### Exercise directions
Look for the string "plain" in the data below, and copy each line that holds it.

[Images of document pages with text]

# # # #

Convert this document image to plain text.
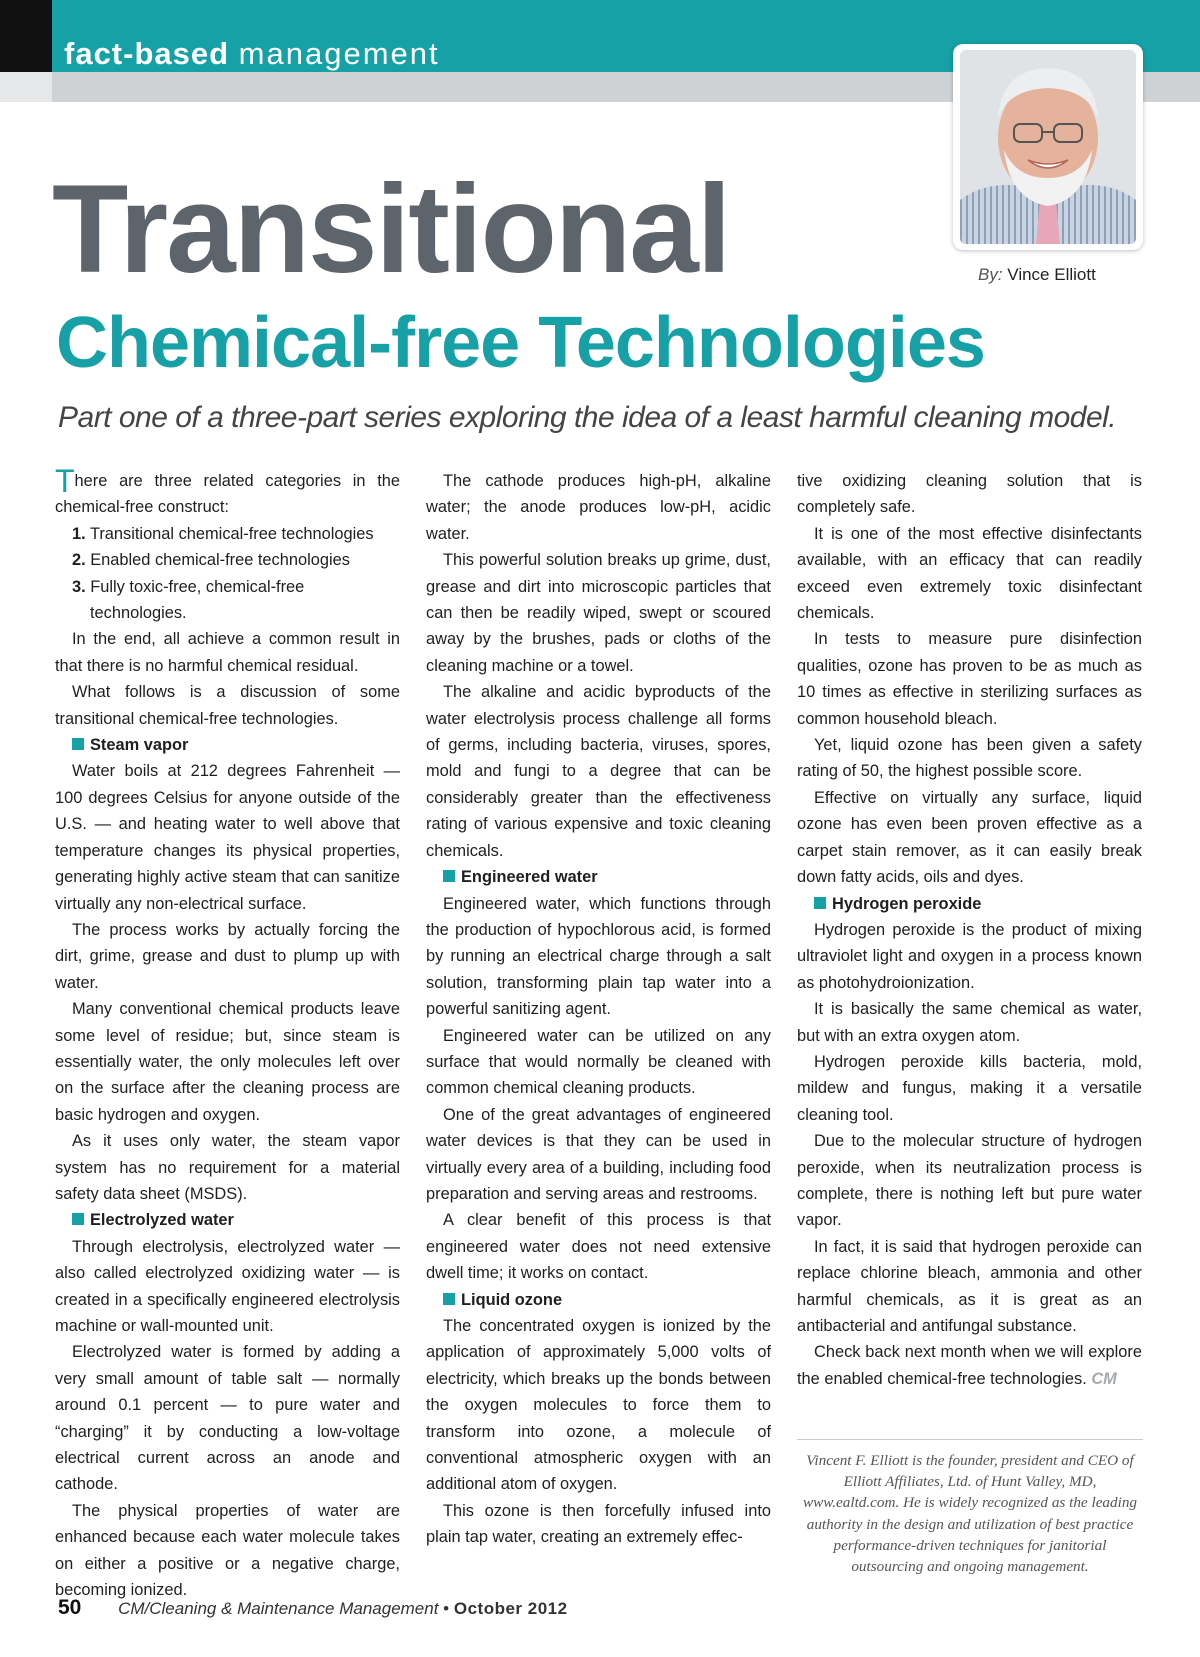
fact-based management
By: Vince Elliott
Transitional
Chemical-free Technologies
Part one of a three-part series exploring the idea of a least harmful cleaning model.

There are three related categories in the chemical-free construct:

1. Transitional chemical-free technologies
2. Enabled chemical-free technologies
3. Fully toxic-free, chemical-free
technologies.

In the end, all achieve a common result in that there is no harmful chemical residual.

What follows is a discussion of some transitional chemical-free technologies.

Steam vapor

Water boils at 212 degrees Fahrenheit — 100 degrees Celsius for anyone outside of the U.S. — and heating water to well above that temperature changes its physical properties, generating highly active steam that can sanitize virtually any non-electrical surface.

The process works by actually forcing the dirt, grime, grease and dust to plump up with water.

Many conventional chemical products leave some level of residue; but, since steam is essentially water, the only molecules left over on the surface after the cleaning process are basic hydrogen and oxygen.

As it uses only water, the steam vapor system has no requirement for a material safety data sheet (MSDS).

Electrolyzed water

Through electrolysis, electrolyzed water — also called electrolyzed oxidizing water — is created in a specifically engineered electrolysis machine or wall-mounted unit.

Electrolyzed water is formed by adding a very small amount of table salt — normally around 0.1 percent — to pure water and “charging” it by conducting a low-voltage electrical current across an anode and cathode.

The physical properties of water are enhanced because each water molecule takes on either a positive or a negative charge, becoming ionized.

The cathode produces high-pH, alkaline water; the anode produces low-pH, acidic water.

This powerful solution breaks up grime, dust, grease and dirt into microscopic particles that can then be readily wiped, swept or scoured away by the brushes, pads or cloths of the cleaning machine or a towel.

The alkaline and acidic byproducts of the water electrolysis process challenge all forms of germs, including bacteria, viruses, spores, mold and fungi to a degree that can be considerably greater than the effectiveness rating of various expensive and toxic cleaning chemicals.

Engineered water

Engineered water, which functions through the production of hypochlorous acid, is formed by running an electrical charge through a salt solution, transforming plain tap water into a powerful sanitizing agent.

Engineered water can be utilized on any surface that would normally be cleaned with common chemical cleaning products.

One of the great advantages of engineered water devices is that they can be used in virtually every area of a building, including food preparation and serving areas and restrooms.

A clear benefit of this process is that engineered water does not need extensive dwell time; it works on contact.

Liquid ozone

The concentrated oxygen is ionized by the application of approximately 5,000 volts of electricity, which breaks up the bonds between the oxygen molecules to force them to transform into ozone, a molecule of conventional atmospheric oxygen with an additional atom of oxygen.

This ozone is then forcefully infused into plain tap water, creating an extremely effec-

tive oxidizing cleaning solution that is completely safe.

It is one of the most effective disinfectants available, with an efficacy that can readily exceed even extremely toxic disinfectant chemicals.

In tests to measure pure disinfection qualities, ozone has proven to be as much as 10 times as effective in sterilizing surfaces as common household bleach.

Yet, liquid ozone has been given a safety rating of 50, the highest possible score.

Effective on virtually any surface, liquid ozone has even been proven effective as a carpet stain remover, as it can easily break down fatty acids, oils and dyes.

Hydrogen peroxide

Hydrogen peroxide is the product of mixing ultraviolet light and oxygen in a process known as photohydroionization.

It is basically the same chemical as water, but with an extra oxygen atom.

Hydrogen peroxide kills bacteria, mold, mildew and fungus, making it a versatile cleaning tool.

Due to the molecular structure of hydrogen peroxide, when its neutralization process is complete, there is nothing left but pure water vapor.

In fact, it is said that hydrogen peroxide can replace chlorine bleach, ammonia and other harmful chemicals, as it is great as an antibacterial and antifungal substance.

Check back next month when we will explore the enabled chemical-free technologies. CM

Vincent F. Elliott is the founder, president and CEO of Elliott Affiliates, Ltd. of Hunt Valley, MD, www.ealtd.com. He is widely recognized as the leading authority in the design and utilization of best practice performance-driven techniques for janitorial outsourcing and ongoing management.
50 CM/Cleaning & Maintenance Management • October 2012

# # # #

### Finished exercise
Convert this document image to plain text.
Engineered water, which functions through the production of hypochlorous acid, is formed by running an electrical charge through a salt solution, transforming plain tap water into a powerful sanitizing agent.
This ozone is then forcefully infused into plain tap water, creating an extremely effec-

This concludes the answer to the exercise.